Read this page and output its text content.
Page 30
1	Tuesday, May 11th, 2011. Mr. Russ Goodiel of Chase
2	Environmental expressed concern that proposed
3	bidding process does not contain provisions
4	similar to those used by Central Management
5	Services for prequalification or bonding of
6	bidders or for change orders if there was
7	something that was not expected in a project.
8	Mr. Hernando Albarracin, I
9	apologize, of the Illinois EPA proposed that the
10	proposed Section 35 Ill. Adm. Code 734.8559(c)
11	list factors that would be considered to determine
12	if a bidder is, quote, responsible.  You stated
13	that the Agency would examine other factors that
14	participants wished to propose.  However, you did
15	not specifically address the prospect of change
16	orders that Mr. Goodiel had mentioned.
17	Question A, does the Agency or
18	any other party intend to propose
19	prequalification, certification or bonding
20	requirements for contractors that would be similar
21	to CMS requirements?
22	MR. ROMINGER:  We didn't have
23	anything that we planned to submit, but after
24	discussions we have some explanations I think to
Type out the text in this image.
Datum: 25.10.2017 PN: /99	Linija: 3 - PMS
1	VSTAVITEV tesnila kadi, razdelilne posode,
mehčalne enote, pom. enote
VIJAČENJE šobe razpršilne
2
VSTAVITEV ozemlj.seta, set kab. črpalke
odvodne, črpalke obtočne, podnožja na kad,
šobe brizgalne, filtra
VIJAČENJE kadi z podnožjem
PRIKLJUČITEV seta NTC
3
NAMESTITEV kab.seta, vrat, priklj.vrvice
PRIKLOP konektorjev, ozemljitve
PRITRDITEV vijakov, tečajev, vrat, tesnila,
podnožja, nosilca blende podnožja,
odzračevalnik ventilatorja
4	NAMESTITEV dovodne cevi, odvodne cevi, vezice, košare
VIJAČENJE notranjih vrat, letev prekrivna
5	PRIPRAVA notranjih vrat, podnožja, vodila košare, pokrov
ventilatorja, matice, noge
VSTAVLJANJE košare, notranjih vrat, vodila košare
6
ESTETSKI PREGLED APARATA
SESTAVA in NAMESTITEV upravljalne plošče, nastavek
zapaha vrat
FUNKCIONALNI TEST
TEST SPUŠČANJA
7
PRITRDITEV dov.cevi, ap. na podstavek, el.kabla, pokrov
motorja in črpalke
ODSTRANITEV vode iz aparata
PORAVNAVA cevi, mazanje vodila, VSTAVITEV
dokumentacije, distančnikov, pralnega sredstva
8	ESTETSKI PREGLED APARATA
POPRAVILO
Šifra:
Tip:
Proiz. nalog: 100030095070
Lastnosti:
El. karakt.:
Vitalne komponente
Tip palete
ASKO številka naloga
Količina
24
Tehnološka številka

§

Exercise task: Print the whole listing again, exactly.

Response to the exercise:
Read this page and output its text content.
Page 30
1	Tuesday, May 11th, 2011. Mr. Russ Goodiel of Chase
2	Environmental expressed concern that proposed
3	bidding process does not contain provisions
4	similar to those used by Central Management
5	Services for prequalification or bonding of
6	bidders or for change orders if there was
7	something that was not expected in a project.
8	Mr. Hernando Albarracin, I
9	apologize, of the Illinois EPA proposed that the
10	proposed Section 35 Ill. Adm. Code 734.8559(c)
11	list factors that would be considered to determine
12	if a bidder is, quote, responsible.  You stated
13	that the Agency would examine other factors that
14	participants wished to propose.  However, you did
15	not specifically address the prospect of change
16	orders that Mr. Goodiel had mentioned.
17	Question A, does the Agency or
18	any other party intend to propose
19	prequalification, certification or bonding
20	requirements for contractors that would be similar
21	to CMS requirements?
22	MR. ROMINGER:  We didn't have
23	anything that we planned to submit, but after
24	discussions we have some explanations I think to
Type out the text in this image.
Datum: 25.10.2017 PN: /99	Linija: 3 - PMS
1	VSTAVITEV tesnila kadi, razdelilne posode,
mehčalne enote, pom. enote
VIJAČENJE šobe razpršilne
2
VSTAVITEV ozemlj.seta, set kab. črpalke
odvodne, črpalke obtočne, podnožja na kad,
šobe brizgalne, filtra
VIJAČENJE kadi z podnožjem
PRIKLJUČITEV seta NTC
3
NAMESTITEV kab.seta, vrat, priklj.vrvice
PRIKLOP konektorjev, ozemljitve
PRITRDITEV vijakov, tečajev, vrat, tesnila,
podnožja, nosilca blende podnožja,
odzračevalnik ventilatorja
4	NAMESTITEV dovodne cevi, odvodne cevi, vezice, košare
VIJAČENJE notranjih vrat, letev prekrivna
5	PRIPRAVA notranjih vrat, podnožja, vodila košare, pokrov
ventilatorja, matice, noge
VSTAVLJANJE košare, notranjih vrat, vodila košare
6
ESTETSKI PREGLED APARATA
SESTAVA in NAMESTITEV upravljalne plošče, nastavek
zapaha vrat
FUNKCIONALNI TEST
TEST SPUŠČANJA
7
PRITRDITEV dov.cevi, ap. na podstavek, el.kabla, pokrov
motorja in črpalke
ODSTRANITEV vode iz aparata
PORAVNAVA cevi, mazanje vodila, VSTAVITEV
dokumentacije, distančnikov, pralnega sredstva
8	ESTETSKI PREGLED APARATA
POPRAVILO
Šifra:
Tip:
Proiz. nalog: 100030095070
Lastnosti:
El. karakt.:
Vitalne komponente
Tip palete
ASKO številka naloga
Količina
24
Tehnološka številka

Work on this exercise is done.